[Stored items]
......
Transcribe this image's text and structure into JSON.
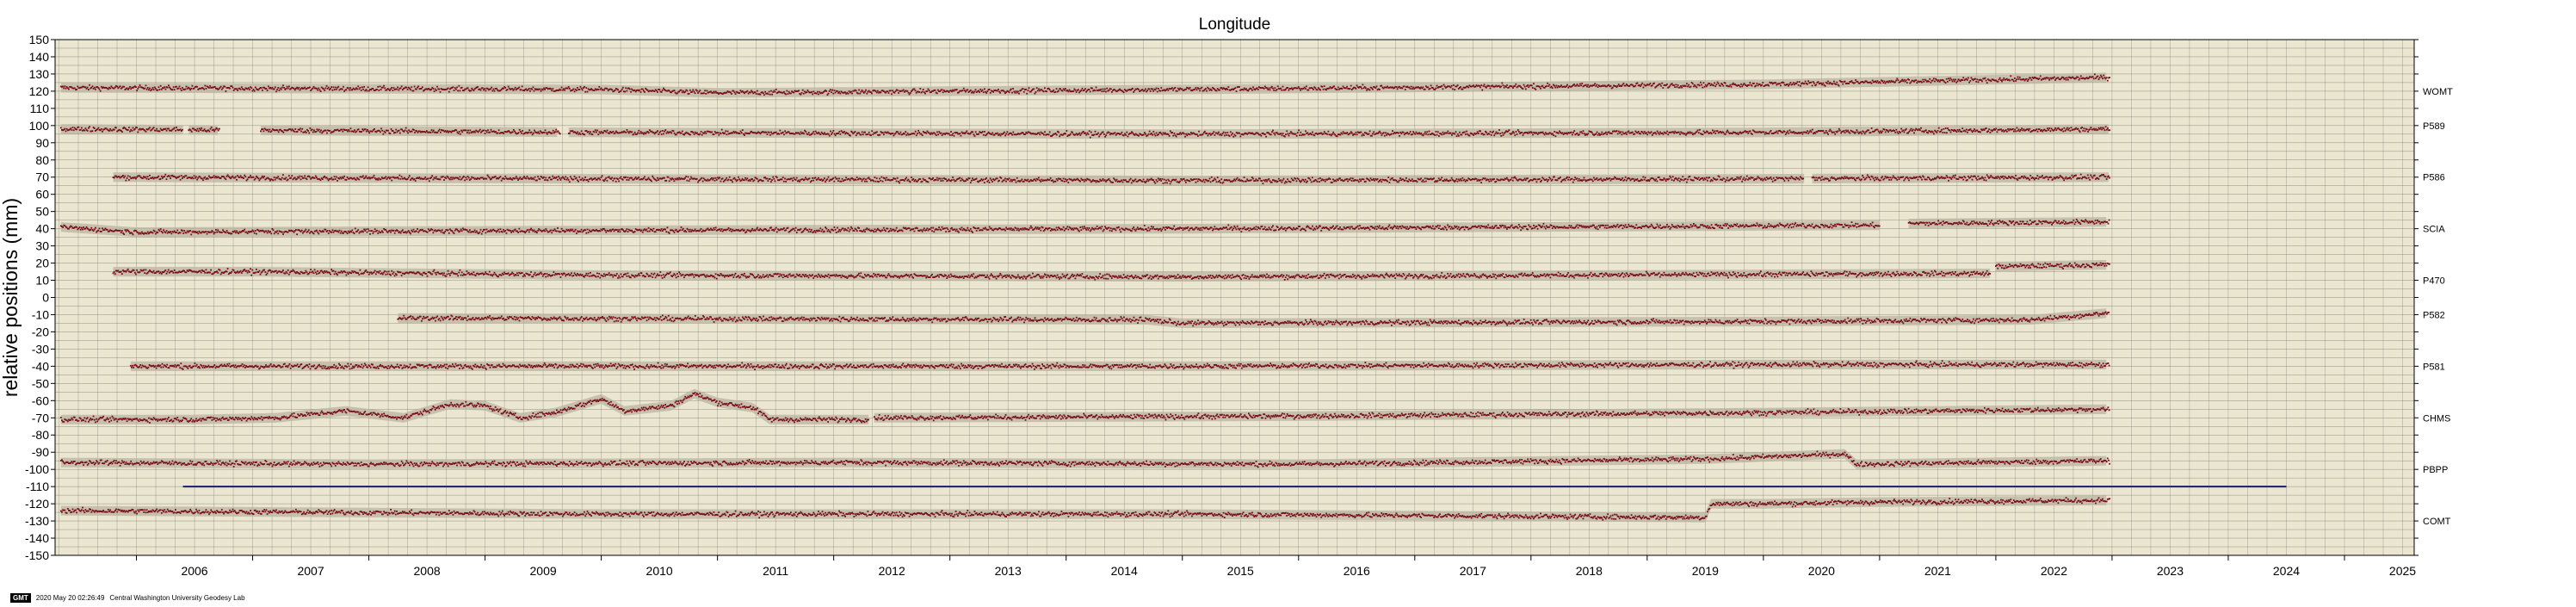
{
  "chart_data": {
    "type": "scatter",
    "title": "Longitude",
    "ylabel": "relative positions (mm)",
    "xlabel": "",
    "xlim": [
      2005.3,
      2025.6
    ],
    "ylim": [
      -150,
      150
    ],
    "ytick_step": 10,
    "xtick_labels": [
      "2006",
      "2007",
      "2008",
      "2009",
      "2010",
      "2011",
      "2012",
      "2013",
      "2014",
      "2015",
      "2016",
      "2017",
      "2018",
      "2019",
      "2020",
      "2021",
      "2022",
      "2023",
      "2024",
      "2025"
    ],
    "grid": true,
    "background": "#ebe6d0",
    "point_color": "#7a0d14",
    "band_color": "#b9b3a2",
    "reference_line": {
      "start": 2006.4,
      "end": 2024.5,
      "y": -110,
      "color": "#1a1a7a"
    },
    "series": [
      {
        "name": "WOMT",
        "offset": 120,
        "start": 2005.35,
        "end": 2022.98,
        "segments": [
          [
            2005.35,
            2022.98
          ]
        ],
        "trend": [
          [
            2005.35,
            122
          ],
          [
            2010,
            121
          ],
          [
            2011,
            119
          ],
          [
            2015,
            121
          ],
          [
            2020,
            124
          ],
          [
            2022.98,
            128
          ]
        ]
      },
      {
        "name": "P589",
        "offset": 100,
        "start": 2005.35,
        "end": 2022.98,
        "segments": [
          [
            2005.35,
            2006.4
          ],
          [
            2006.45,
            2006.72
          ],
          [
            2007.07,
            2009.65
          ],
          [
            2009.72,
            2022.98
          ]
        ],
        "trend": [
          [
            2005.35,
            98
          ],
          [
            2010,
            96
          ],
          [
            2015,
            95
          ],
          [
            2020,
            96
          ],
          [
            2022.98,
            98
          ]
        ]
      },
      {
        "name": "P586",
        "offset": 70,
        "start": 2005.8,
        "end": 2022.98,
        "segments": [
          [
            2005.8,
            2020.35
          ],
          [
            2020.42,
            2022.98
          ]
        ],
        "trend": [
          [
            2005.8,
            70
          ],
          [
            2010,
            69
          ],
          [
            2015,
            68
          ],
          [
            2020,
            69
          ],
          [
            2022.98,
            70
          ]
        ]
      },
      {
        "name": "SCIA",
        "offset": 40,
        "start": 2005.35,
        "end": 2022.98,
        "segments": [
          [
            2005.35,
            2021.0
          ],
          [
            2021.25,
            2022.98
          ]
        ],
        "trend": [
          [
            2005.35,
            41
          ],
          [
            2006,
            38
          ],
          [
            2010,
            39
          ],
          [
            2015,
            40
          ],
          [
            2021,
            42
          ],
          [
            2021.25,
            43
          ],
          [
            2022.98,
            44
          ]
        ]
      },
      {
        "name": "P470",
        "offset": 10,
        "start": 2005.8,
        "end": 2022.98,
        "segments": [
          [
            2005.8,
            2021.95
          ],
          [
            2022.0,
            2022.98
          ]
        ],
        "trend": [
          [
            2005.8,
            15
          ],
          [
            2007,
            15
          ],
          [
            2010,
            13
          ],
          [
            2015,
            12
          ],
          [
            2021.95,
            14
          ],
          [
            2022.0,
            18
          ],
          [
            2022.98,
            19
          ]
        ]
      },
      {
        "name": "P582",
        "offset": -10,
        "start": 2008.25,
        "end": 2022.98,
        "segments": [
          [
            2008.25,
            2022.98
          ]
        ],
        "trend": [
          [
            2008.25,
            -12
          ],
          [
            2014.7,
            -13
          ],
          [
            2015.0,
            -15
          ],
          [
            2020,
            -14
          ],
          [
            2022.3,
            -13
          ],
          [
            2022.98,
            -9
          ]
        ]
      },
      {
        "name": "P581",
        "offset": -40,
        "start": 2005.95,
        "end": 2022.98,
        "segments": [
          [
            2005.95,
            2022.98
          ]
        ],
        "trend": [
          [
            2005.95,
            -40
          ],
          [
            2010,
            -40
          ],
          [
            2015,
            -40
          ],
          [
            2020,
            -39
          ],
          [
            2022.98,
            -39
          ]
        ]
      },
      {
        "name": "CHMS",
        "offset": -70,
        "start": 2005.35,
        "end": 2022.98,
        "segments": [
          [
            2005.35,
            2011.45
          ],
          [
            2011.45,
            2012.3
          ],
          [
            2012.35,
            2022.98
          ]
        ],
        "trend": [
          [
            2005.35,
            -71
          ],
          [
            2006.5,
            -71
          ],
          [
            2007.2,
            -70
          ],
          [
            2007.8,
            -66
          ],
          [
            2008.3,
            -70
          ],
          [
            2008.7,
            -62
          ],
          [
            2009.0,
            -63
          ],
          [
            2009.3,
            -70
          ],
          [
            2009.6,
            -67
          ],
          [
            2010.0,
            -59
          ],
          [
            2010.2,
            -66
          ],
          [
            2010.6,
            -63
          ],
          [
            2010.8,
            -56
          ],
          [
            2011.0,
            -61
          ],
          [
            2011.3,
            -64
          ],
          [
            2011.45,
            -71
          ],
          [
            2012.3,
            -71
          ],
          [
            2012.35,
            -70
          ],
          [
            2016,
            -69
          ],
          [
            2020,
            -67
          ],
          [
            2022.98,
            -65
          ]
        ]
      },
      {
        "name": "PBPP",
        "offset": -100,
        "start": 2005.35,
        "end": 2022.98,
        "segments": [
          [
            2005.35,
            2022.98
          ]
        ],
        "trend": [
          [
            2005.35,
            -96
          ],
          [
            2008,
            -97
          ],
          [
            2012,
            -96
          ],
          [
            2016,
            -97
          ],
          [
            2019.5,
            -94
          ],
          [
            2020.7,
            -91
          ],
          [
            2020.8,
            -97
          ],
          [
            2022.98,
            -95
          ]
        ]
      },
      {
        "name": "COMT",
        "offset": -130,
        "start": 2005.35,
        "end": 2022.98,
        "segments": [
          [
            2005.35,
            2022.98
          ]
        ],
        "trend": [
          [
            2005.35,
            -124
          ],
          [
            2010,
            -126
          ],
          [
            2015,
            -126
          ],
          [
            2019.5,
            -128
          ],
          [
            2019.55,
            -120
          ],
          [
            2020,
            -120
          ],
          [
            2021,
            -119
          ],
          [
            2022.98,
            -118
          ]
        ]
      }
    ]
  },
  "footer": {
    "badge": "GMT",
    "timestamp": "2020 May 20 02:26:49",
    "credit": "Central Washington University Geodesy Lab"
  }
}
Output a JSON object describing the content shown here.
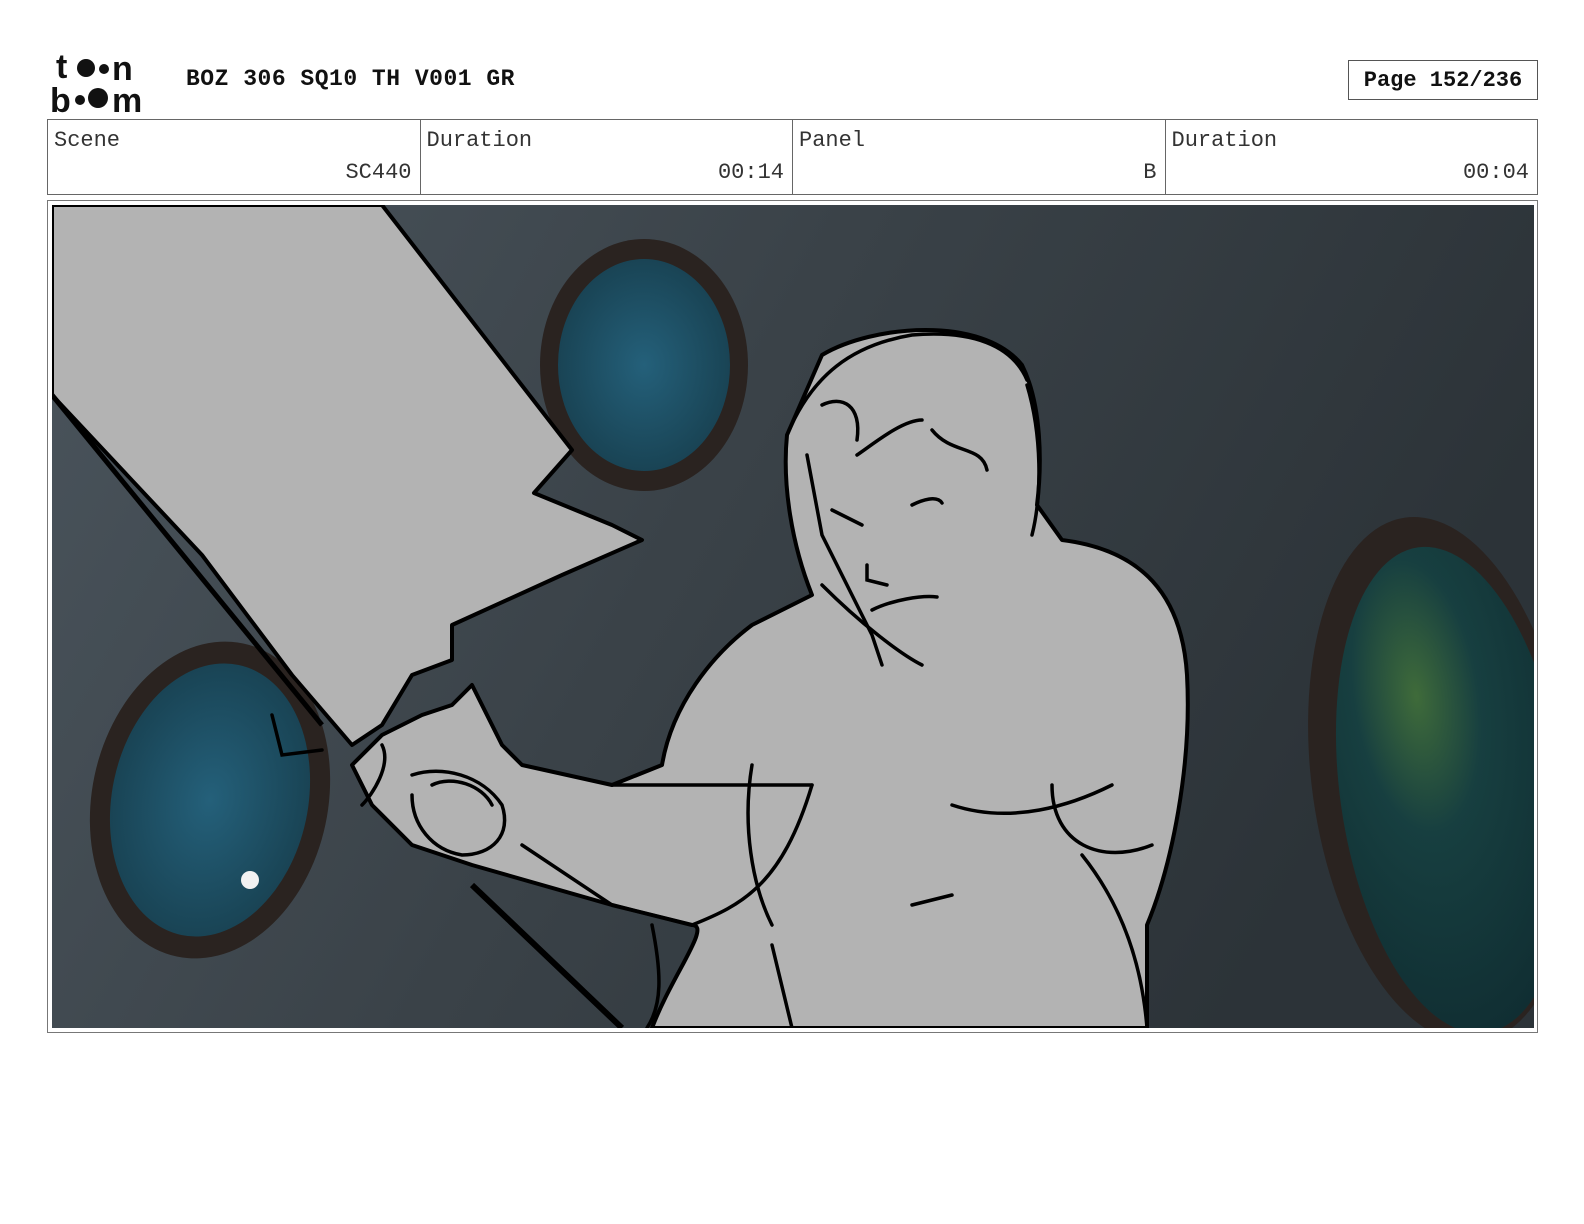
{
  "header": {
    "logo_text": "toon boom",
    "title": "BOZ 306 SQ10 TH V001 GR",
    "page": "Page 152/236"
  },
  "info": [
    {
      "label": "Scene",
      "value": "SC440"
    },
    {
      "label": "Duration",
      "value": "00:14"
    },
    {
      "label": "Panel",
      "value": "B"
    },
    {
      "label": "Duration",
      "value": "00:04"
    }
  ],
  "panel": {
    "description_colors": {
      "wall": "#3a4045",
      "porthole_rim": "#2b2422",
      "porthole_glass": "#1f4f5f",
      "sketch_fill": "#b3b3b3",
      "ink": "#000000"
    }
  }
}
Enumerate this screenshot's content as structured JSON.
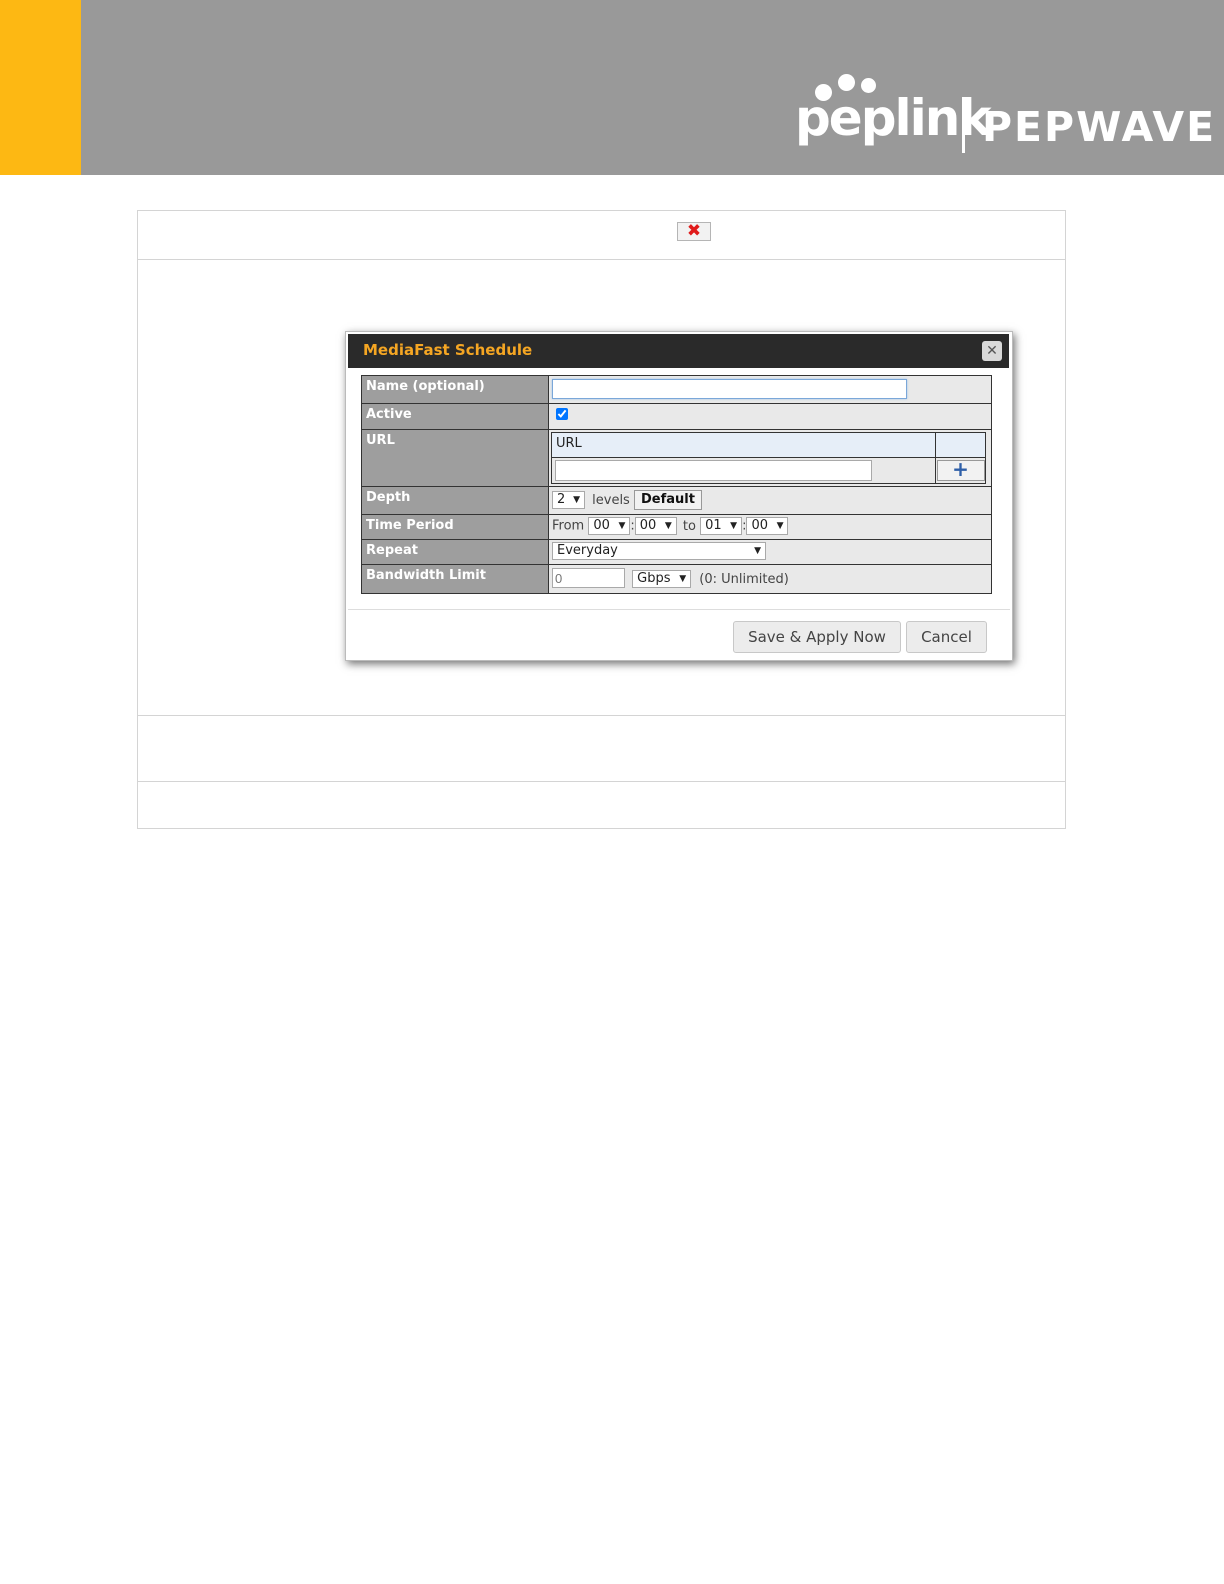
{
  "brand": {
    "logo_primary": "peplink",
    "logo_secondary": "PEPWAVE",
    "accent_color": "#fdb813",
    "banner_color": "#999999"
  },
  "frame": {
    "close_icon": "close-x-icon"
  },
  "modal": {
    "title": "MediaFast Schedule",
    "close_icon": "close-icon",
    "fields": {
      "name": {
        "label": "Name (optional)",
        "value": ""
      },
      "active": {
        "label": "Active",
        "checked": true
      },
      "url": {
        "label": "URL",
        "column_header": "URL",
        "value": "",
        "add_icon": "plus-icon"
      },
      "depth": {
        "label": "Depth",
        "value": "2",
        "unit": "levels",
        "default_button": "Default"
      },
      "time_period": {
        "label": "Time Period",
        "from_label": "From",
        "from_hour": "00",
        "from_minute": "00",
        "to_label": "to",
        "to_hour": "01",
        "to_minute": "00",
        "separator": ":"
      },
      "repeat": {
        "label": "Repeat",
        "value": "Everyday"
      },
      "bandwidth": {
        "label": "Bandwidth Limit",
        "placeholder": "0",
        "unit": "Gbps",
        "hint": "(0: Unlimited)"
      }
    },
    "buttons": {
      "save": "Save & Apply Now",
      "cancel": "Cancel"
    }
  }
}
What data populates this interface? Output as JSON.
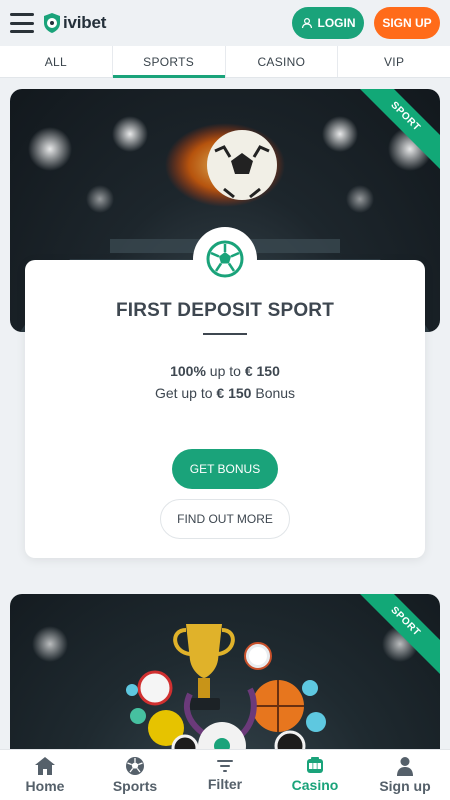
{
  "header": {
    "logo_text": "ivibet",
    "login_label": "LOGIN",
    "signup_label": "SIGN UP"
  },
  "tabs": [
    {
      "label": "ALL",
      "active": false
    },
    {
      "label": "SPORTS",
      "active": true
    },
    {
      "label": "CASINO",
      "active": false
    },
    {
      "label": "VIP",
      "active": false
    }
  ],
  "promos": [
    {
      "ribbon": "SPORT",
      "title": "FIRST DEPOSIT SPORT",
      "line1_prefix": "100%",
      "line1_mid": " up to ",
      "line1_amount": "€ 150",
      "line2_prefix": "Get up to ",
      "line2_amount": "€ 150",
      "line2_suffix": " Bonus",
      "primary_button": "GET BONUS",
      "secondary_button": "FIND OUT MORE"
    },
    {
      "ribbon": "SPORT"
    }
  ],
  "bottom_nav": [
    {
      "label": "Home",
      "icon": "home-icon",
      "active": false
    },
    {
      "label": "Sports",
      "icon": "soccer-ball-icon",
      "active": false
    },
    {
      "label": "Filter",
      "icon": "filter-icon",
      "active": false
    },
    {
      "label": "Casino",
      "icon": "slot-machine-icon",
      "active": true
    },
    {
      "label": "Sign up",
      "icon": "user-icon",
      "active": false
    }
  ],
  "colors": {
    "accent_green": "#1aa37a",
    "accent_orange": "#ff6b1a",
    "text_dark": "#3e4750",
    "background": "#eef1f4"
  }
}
......
Within the records above, how many lines include the word "true"? State the number by itself.

4